### Raw data
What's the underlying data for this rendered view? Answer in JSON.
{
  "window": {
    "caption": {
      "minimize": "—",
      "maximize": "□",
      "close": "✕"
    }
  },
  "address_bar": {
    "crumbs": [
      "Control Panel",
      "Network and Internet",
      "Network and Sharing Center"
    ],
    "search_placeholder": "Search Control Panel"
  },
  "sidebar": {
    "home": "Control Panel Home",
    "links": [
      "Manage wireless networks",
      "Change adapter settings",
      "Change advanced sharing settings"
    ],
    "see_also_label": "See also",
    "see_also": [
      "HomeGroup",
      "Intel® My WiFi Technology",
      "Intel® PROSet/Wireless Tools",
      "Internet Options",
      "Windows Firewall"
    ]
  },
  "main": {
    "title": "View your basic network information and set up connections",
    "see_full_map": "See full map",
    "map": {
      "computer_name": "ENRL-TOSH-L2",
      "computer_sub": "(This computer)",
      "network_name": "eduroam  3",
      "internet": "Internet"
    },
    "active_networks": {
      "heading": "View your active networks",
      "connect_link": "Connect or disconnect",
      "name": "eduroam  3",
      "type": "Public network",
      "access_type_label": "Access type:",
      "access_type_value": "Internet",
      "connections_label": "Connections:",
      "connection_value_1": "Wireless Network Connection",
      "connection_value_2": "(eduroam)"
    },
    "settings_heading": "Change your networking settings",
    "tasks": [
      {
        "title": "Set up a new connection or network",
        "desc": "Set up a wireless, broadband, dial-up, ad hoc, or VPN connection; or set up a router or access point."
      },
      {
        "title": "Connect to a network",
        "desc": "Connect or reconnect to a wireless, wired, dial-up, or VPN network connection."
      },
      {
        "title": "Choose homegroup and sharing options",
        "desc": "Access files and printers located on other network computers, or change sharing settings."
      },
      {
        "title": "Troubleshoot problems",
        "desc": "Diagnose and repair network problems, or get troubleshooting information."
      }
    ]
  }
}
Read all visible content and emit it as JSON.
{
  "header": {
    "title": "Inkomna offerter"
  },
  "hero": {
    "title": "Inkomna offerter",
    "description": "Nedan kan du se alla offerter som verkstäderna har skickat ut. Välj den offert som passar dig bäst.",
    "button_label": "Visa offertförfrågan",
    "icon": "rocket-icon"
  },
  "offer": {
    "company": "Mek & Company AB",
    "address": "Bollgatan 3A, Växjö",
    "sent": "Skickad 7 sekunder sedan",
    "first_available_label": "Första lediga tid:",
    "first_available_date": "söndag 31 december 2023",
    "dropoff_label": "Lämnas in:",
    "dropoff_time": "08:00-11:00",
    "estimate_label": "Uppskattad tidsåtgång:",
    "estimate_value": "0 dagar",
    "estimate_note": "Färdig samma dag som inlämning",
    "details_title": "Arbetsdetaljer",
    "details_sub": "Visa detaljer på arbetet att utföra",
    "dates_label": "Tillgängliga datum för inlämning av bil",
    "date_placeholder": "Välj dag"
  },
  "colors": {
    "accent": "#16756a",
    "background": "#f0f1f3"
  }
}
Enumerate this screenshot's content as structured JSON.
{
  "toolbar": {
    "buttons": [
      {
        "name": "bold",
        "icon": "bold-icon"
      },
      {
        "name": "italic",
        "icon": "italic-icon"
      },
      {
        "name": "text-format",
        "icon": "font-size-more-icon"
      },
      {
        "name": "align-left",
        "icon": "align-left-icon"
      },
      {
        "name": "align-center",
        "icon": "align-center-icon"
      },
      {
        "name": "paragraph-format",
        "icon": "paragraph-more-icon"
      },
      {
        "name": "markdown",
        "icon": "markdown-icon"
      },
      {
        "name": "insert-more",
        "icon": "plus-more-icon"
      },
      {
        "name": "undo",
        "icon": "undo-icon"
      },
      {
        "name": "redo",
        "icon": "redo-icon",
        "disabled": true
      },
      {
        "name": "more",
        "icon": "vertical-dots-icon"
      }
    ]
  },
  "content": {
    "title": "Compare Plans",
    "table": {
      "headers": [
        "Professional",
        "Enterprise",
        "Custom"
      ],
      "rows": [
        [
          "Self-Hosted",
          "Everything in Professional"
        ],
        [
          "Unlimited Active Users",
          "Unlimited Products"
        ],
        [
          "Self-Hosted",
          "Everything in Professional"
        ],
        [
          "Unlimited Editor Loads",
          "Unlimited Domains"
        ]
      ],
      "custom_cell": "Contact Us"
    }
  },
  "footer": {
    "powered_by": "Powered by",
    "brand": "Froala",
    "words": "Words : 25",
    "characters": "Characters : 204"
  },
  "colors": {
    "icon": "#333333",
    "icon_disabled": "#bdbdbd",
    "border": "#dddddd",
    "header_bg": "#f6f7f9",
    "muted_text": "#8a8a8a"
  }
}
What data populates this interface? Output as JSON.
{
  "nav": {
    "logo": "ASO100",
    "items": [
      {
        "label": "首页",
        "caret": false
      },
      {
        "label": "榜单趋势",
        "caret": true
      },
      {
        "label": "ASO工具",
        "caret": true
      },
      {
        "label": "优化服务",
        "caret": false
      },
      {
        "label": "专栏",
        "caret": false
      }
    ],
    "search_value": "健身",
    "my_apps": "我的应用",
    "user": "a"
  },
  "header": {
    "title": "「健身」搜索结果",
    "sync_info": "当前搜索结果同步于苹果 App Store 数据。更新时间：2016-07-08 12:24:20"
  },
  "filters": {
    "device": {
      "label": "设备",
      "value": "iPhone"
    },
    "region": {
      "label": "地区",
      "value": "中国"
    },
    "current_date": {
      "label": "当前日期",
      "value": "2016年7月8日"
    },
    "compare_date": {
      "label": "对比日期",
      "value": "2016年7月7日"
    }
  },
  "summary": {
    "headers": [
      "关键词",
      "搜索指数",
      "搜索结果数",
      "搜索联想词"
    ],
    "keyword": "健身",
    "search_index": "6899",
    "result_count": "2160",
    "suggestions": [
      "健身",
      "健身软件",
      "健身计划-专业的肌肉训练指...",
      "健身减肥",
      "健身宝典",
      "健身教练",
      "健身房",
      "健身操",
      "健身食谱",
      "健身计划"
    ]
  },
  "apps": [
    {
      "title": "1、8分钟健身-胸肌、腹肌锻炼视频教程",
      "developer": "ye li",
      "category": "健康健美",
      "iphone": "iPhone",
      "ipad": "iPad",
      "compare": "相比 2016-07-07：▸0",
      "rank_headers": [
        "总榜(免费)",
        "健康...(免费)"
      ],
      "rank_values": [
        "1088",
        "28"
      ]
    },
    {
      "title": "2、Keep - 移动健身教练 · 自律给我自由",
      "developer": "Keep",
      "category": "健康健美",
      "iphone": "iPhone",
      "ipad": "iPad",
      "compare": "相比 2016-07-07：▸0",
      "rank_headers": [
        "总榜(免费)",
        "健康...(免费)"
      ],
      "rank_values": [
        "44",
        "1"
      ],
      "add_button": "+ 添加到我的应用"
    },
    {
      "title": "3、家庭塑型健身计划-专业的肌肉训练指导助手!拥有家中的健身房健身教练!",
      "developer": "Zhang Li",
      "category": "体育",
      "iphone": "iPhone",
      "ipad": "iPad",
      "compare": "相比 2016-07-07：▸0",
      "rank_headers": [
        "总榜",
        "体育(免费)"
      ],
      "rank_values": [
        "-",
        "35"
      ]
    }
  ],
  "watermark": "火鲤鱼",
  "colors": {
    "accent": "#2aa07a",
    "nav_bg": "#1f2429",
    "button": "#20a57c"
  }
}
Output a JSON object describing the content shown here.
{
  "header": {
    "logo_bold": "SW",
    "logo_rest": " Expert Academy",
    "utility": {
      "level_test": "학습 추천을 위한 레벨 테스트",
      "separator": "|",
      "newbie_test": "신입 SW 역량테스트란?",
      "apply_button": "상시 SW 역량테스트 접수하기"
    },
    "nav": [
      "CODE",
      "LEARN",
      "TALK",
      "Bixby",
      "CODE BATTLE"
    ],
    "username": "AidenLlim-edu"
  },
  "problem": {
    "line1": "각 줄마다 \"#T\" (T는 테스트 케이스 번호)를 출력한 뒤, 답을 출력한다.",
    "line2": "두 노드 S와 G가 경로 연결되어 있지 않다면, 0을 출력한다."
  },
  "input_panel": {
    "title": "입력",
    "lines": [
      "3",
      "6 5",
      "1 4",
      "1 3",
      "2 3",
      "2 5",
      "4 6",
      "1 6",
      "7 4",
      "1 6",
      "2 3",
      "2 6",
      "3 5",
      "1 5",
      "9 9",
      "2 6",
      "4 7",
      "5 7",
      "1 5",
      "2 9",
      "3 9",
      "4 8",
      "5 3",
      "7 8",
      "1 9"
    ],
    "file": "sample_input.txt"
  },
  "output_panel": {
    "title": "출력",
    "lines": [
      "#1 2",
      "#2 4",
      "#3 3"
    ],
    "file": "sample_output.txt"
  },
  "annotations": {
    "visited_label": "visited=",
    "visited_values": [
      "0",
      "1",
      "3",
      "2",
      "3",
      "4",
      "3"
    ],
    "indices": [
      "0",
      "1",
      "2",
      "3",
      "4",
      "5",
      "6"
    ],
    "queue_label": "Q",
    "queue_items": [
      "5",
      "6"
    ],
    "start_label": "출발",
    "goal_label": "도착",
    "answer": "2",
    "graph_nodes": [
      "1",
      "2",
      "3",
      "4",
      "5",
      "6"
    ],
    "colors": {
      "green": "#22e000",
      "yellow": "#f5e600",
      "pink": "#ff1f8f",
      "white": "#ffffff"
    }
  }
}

### Directions
Only a number is needed: how many lines of the material above contain "Keep"?

### Result of the exercise
2